> **Aim**
Leaving out the pictures, transcribe all of the records faithfully.

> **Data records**
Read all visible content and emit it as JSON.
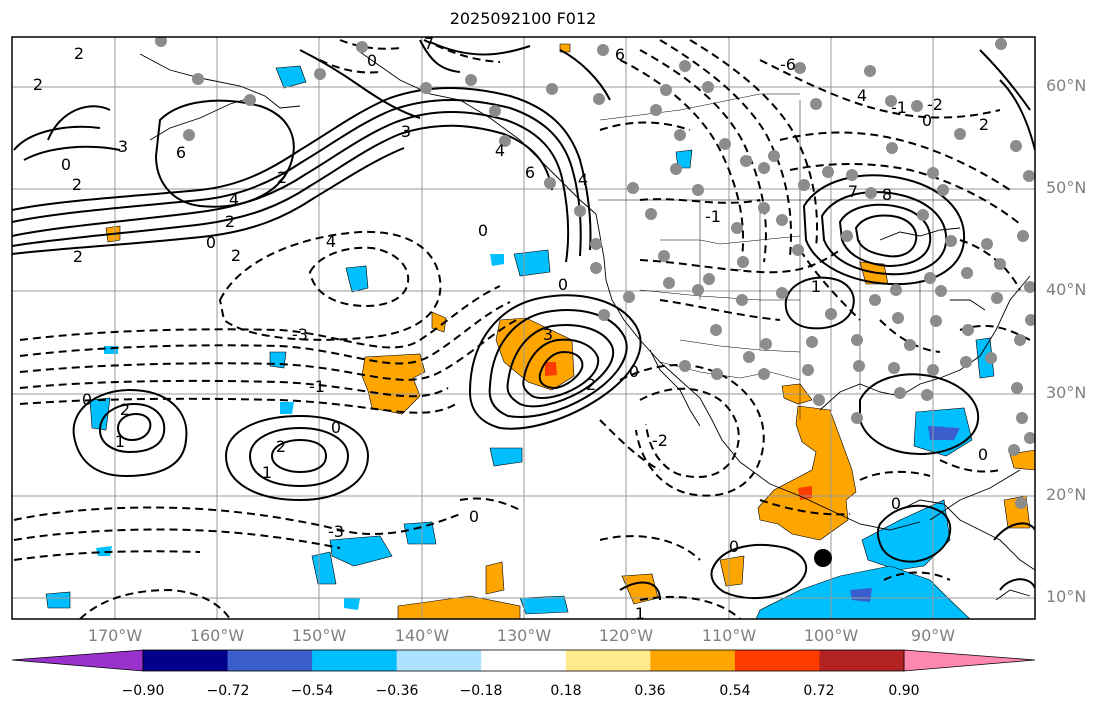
{
  "title": "2025092100 F012",
  "lat_labels": [
    "60°N",
    "50°N",
    "40°N",
    "30°N",
    "20°N",
    "10°N"
  ],
  "lon_labels": [
    "170°W",
    "160°W",
    "150°W",
    "140°W",
    "130°W",
    "120°W",
    "110°W",
    "100°W",
    "90°W"
  ],
  "colorbar": {
    "ticks": [
      "−0.90",
      "−0.72",
      "−0.54",
      "−0.36",
      "−0.18",
      "0.18",
      "0.36",
      "0.54",
      "0.72",
      "0.90"
    ],
    "colors": [
      "#9932cc",
      "#00008b",
      "#3a5fcd",
      "#00bfff",
      "#aee3ff",
      "#ffffff",
      "#ffeb8c",
      "#ffa500",
      "#ff3c00",
      "#b22222",
      "#ff88b0"
    ]
  },
  "contour_labels": [
    "2",
    "2",
    "0",
    "3",
    "2",
    "6",
    "2",
    "4",
    "2",
    "0",
    "2",
    "2",
    "3",
    "0",
    "6",
    "7",
    "4",
    "6",
    "4",
    "4",
    "3",
    "-3",
    "-1",
    "0",
    "2",
    "1",
    "2",
    "1",
    "0",
    "0",
    "-3",
    "2",
    "0",
    "-2",
    "0",
    "1",
    "-6",
    "4",
    "2",
    "-1",
    "7",
    "8",
    "1",
    "-1",
    "-2",
    "0",
    "0",
    "0",
    "0",
    "0"
  ],
  "marker_colors": {
    "station": "#8c8c8c",
    "storm_center": "#000000"
  }
}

> **Output below**
Read all visible content and emit it as JSON.
{
  "title": "2025092100 F012",
  "lat_labels": [
    "60°N",
    "50°N",
    "40°N",
    "30°N",
    "20°N",
    "10°N"
  ],
  "lon_labels": [
    "170°W",
    "160°W",
    "150°W",
    "140°W",
    "130°W",
    "120°W",
    "110°W",
    "100°W",
    "90°W"
  ],
  "colorbar": {
    "ticks": [
      "−0.90",
      "−0.72",
      "−0.54",
      "−0.36",
      "−0.18",
      "0.18",
      "0.36",
      "0.54",
      "0.72",
      "0.90"
    ],
    "colors": [
      "#9932cc",
      "#00008b",
      "#3a5fcd",
      "#00bfff",
      "#aee3ff",
      "#ffffff",
      "#ffeb8c",
      "#ffa500",
      "#ff3c00",
      "#b22222",
      "#ff88b0"
    ]
  },
  "contour_labels": [
    "2",
    "2",
    "0",
    "3",
    "2",
    "6",
    "2",
    "4",
    "2",
    "0",
    "2",
    "2",
    "3",
    "0",
    "6",
    "7",
    "4",
    "6",
    "4",
    "4",
    "3",
    "-3",
    "-1",
    "0",
    "2",
    "1",
    "2",
    "1",
    "0",
    "0",
    "-3",
    "2",
    "0",
    "-2",
    "0",
    "1",
    "-6",
    "4",
    "2",
    "-1",
    "7",
    "8",
    "1",
    "-1",
    "-2",
    "0",
    "0",
    "0",
    "0",
    "0"
  ],
  "marker_colors": {
    "station": "#8c8c8c",
    "storm_center": "#000000"
  }
}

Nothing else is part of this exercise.